Can you give all the records again without altering a single character?

* _SUPPLIED MATERIAL_:
==============================
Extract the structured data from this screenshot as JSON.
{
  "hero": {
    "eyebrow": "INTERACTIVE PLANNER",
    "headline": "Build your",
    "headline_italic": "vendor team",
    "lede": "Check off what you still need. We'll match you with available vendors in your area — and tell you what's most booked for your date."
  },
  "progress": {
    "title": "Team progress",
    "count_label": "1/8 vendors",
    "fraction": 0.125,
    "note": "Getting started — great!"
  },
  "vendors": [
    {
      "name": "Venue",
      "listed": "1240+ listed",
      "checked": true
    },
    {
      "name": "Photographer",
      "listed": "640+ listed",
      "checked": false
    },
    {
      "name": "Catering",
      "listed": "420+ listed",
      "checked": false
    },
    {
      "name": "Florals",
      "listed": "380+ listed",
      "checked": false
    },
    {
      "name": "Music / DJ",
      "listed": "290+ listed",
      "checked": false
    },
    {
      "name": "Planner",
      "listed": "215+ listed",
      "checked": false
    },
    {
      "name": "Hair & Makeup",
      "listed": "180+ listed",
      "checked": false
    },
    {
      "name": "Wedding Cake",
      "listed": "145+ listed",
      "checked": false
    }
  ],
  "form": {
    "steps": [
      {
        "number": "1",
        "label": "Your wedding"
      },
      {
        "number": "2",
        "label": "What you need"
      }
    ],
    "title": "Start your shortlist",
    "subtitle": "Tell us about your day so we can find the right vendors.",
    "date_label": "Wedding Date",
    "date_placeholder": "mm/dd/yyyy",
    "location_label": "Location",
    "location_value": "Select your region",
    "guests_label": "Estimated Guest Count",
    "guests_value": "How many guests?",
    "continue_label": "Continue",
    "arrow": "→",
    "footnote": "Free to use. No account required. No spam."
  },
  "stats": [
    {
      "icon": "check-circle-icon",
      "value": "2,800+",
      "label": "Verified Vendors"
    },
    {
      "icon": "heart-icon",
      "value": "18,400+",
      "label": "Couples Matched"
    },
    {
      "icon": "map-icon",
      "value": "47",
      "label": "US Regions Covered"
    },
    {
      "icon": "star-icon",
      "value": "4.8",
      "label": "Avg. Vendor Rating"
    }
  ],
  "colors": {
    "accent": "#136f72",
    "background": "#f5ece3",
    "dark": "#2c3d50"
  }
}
==============================
* _RESULT OF THIS TASK_:
Extract the structured data from this screenshot as JSON.
{
  "hero": {
    "eyebrow": "INTERACTIVE PLANNER",
    "headline": "Build your",
    "headline_italic": "vendor team",
    "lede": "Check off what you still need. We'll match you with available vendors in your area — and tell you what's most booked for your date."
  },
  "progress": {
    "title": "Team progress",
    "count_label": "1/8 vendors",
    "fraction": 0.125,
    "note": "Getting started — great!"
  },
  "vendors": [
    {
      "name": "Venue",
      "listed": "1240+ listed",
      "checked": true
    },
    {
      "name": "Photographer",
      "listed": "640+ listed",
      "checked": false
    },
    {
      "name": "Catering",
      "listed": "420+ listed",
      "checked": false
    },
    {
      "name": "Florals",
      "listed": "380+ listed",
      "checked": false
    },
    {
      "name": "Music / DJ",
      "listed": "290+ listed",
      "checked": false
    },
    {
      "name": "Planner",
      "listed": "215+ listed",
      "checked": false
    },
    {
      "name": "Hair & Makeup",
      "listed": "180+ listed",
      "checked": false
    },
    {
      "name": "Wedding Cake",
      "listed": "145+ listed",
      "checked": false
    }
  ],
  "form": {
    "steps": [
      {
        "number": "1",
        "label": "Your wedding"
      },
      {
        "number": "2",
        "label": "What you need"
      }
    ],
    "title": "Start your shortlist",
    "subtitle": "Tell us about your day so we can find the right vendors.",
    "date_label": "Wedding Date",
    "date_placeholder": "mm/dd/yyyy",
    "location_label": "Location",
    "location_value": "Select your region",
    "guests_label": "Estimated Guest Count",
    "guests_value": "How many guests?",
    "continue_label": "Continue",
    "arrow": "→",
    "footnote": "Free to use. No account required. No spam."
  },
  "stats": [
    {
      "icon": "check-circle-icon",
      "value": "2,800+",
      "label": "Verified Vendors"
    },
    {
      "icon": "heart-icon",
      "value": "18,400+",
      "label": "Couples Matched"
    },
    {
      "icon": "map-icon",
      "value": "47",
      "label": "US Regions Covered"
    },
    {
      "icon": "star-icon",
      "value": "4.8",
      "label": "Avg. Vendor Rating"
    }
  ],
  "colors": {
    "accent": "#136f72",
    "background": "#f5ece3",
    "dark": "#2c3d50"
  }
}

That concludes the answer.